TASK DESCRIPTION →
Print each line exactly as it is given.
---- GIVEN INFORMATION
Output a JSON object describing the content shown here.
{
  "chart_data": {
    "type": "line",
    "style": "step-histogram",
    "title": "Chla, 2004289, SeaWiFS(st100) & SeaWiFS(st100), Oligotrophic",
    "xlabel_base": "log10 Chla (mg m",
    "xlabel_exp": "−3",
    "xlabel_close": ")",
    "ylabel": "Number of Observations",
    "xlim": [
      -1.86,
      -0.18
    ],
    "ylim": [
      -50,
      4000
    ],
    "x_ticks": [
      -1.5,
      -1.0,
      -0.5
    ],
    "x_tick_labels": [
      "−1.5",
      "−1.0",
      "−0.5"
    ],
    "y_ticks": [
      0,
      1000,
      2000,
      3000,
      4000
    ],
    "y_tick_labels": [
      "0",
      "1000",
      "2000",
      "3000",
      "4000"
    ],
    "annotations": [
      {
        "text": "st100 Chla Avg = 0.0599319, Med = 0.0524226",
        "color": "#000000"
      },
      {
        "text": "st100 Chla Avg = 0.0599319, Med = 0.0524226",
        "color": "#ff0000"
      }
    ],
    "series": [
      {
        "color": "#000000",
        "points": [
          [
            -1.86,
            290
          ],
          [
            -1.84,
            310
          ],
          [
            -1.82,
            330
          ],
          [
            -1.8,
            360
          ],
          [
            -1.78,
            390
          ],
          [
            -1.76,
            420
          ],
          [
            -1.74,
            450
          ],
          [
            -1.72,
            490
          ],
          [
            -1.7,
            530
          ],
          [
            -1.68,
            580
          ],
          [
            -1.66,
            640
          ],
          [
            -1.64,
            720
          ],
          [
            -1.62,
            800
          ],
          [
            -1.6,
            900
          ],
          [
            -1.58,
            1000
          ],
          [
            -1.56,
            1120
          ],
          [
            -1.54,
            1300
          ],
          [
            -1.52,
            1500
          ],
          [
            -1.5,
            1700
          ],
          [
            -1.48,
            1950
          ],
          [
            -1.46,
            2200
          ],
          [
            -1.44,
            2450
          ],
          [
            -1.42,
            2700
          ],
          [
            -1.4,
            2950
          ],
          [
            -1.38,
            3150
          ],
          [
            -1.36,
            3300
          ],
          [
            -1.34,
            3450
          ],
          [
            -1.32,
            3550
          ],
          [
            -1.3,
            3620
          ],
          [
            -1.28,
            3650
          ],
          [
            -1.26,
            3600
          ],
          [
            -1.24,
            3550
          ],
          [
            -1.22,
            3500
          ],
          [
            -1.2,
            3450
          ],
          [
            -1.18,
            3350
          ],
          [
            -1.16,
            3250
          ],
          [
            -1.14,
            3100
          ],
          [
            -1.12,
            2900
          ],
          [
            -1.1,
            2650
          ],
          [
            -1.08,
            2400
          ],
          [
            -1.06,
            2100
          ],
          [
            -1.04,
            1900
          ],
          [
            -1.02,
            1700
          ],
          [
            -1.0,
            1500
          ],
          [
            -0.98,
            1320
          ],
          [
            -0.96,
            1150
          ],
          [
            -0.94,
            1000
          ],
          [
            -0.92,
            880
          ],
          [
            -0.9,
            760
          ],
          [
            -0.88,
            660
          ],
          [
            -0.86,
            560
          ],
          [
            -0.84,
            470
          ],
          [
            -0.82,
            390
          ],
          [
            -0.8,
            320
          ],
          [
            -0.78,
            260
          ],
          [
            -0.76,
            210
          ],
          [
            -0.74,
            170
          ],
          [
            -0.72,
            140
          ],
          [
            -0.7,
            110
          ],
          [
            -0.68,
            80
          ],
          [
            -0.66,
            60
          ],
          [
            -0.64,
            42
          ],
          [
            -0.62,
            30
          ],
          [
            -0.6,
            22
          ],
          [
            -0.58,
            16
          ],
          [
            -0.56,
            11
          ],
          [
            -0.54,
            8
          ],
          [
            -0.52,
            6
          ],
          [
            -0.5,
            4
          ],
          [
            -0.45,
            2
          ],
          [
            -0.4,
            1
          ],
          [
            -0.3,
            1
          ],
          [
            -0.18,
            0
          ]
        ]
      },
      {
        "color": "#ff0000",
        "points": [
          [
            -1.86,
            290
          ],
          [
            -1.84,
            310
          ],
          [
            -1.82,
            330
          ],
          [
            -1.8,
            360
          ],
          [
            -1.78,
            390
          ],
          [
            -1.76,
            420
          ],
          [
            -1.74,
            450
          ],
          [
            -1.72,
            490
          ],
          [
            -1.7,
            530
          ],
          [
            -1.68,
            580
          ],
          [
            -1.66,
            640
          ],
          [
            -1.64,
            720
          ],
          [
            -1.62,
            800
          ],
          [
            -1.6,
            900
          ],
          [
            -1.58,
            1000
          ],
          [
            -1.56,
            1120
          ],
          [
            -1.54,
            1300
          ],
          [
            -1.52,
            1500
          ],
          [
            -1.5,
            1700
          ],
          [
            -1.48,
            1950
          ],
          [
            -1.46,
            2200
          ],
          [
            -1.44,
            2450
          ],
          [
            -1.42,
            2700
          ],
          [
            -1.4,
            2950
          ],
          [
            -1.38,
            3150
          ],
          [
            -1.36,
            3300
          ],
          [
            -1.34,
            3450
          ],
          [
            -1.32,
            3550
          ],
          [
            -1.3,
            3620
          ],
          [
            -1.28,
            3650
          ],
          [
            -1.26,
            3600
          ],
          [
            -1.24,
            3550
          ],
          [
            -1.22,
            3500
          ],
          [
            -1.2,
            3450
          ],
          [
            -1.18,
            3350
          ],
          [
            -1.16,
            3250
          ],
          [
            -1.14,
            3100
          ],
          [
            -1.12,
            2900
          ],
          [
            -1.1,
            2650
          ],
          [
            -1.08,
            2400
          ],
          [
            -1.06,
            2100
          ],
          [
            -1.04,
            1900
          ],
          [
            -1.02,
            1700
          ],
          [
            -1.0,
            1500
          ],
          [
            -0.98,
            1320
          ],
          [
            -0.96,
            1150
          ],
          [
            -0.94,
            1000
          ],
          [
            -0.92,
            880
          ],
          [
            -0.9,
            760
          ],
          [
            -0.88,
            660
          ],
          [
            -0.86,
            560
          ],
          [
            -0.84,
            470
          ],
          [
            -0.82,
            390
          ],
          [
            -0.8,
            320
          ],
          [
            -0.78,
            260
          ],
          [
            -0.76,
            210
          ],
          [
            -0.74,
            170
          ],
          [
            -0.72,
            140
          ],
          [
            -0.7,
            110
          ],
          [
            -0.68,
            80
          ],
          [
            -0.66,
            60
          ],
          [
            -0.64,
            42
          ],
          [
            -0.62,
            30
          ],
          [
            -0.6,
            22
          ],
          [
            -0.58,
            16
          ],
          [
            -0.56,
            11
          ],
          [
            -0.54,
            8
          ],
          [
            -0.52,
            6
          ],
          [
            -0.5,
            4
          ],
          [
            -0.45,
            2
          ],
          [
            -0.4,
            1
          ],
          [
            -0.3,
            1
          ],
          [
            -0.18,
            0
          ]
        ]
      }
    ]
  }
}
--------
THE ANSWER →
Output a JSON object describing the content shown here.
{
  "chart_data": {
    "type": "line",
    "style": "step-histogram",
    "title": "Chla, 2004289, SeaWiFS(st100) & SeaWiFS(st100), Oligotrophic",
    "xlabel_base": "log10 Chla (mg m",
    "xlabel_exp": "−3",
    "xlabel_close": ")",
    "ylabel": "Number of Observations",
    "xlim": [
      -1.86,
      -0.18
    ],
    "ylim": [
      -50,
      4000
    ],
    "x_ticks": [
      -1.5,
      -1.0,
      -0.5
    ],
    "x_tick_labels": [
      "−1.5",
      "−1.0",
      "−0.5"
    ],
    "y_ticks": [
      0,
      1000,
      2000,
      3000,
      4000
    ],
    "y_tick_labels": [
      "0",
      "1000",
      "2000",
      "3000",
      "4000"
    ],
    "annotations": [
      {
        "text": "st100 Chla Avg = 0.0599319, Med = 0.0524226",
        "color": "#000000"
      },
      {
        "text": "st100 Chla Avg = 0.0599319, Med = 0.0524226",
        "color": "#ff0000"
      }
    ],
    "series": [
      {
        "color": "#000000",
        "points": [
          [
            -1.86,
            290
          ],
          [
            -1.84,
            310
          ],
          [
            -1.82,
            330
          ],
          [
            -1.8,
            360
          ],
          [
            -1.78,
            390
          ],
          [
            -1.76,
            420
          ],
          [
            -1.74,
            450
          ],
          [
            -1.72,
            490
          ],
          [
            -1.7,
            530
          ],
          [
            -1.68,
            580
          ],
          [
            -1.66,
            640
          ],
          [
            -1.64,
            720
          ],
          [
            -1.62,
            800
          ],
          [
            -1.6,
            900
          ],
          [
            -1.58,
            1000
          ],
          [
            -1.56,
            1120
          ],
          [
            -1.54,
            1300
          ],
          [
            -1.52,
            1500
          ],
          [
            -1.5,
            1700
          ],
          [
            -1.48,
            1950
          ],
          [
            -1.46,
            2200
          ],
          [
            -1.44,
            2450
          ],
          [
            -1.42,
            2700
          ],
          [
            -1.4,
            2950
          ],
          [
            -1.38,
            3150
          ],
          [
            -1.36,
            3300
          ],
          [
            -1.34,
            3450
          ],
          [
            -1.32,
            3550
          ],
          [
            -1.3,
            3620
          ],
          [
            -1.28,
            3650
          ],
          [
            -1.26,
            3600
          ],
          [
            -1.24,
            3550
          ],
          [
            -1.22,
            3500
          ],
          [
            -1.2,
            3450
          ],
          [
            -1.18,
            3350
          ],
          [
            -1.16,
            3250
          ],
          [
            -1.14,
            3100
          ],
          [
            -1.12,
            2900
          ],
          [
            -1.1,
            2650
          ],
          [
            -1.08,
            2400
          ],
          [
            -1.06,
            2100
          ],
          [
            -1.04,
            1900
          ],
          [
            -1.02,
            1700
          ],
          [
            -1.0,
            1500
          ],
          [
            -0.98,
            1320
          ],
          [
            -0.96,
            1150
          ],
          [
            -0.94,
            1000
          ],
          [
            -0.92,
            880
          ],
          [
            -0.9,
            760
          ],
          [
            -0.88,
            660
          ],
          [
            -0.86,
            560
          ],
          [
            -0.84,
            470
          ],
          [
            -0.82,
            390
          ],
          [
            -0.8,
            320
          ],
          [
            -0.78,
            260
          ],
          [
            -0.76,
            210
          ],
          [
            -0.74,
            170
          ],
          [
            -0.72,
            140
          ],
          [
            -0.7,
            110
          ],
          [
            -0.68,
            80
          ],
          [
            -0.66,
            60
          ],
          [
            -0.64,
            42
          ],
          [
            -0.62,
            30
          ],
          [
            -0.6,
            22
          ],
          [
            -0.58,
            16
          ],
          [
            -0.56,
            11
          ],
          [
            -0.54,
            8
          ],
          [
            -0.52,
            6
          ],
          [
            -0.5,
            4
          ],
          [
            -0.45,
            2
          ],
          [
            -0.4,
            1
          ],
          [
            -0.3,
            1
          ],
          [
            -0.18,
            0
          ]
        ]
      },
      {
        "color": "#ff0000",
        "points": [
          [
            -1.86,
            290
          ],
          [
            -1.84,
            310
          ],
          [
            -1.82,
            330
          ],
          [
            -1.8,
            360
          ],
          [
            -1.78,
            390
          ],
          [
            -1.76,
            420
          ],
          [
            -1.74,
            450
          ],
          [
            -1.72,
            490
          ],
          [
            -1.7,
            530
          ],
          [
            -1.68,
            580
          ],
          [
            -1.66,
            640
          ],
          [
            -1.64,
            720
          ],
          [
            -1.62,
            800
          ],
          [
            -1.6,
            900
          ],
          [
            -1.58,
            1000
          ],
          [
            -1.56,
            1120
          ],
          [
            -1.54,
            1300
          ],
          [
            -1.52,
            1500
          ],
          [
            -1.5,
            1700
          ],
          [
            -1.48,
            1950
          ],
          [
            -1.46,
            2200
          ],
          [
            -1.44,
            2450
          ],
          [
            -1.42,
            2700
          ],
          [
            -1.4,
            2950
          ],
          [
            -1.38,
            3150
          ],
          [
            -1.36,
            3300
          ],
          [
            -1.34,
            3450
          ],
          [
            -1.32,
            3550
          ],
          [
            -1.3,
            3620
          ],
          [
            -1.28,
            3650
          ],
          [
            -1.26,
            3600
          ],
          [
            -1.24,
            3550
          ],
          [
            -1.22,
            3500
          ],
          [
            -1.2,
            3450
          ],
          [
            -1.18,
            3350
          ],
          [
            -1.16,
            3250
          ],
          [
            -1.14,
            3100
          ],
          [
            -1.12,
            2900
          ],
          [
            -1.1,
            2650
          ],
          [
            -1.08,
            2400
          ],
          [
            -1.06,
            2100
          ],
          [
            -1.04,
            1900
          ],
          [
            -1.02,
            1700
          ],
          [
            -1.0,
            1500
          ],
          [
            -0.98,
            1320
          ],
          [
            -0.96,
            1150
          ],
          [
            -0.94,
            1000
          ],
          [
            -0.92,
            880
          ],
          [
            -0.9,
            760
          ],
          [
            -0.88,
            660
          ],
          [
            -0.86,
            560
          ],
          [
            -0.84,
            470
          ],
          [
            -0.82,
            390
          ],
          [
            -0.8,
            320
          ],
          [
            -0.78,
            260
          ],
          [
            -0.76,
            210
          ],
          [
            -0.74,
            170
          ],
          [
            -0.72,
            140
          ],
          [
            -0.7,
            110
          ],
          [
            -0.68,
            80
          ],
          [
            -0.66,
            60
          ],
          [
            -0.64,
            42
          ],
          [
            -0.62,
            30
          ],
          [
            -0.6,
            22
          ],
          [
            -0.58,
            16
          ],
          [
            -0.56,
            11
          ],
          [
            -0.54,
            8
          ],
          [
            -0.52,
            6
          ],
          [
            -0.5,
            4
          ],
          [
            -0.45,
            2
          ],
          [
            -0.4,
            1
          ],
          [
            -0.3,
            1
          ],
          [
            -0.18,
            0
          ]
        ]
      }
    ]
  }
}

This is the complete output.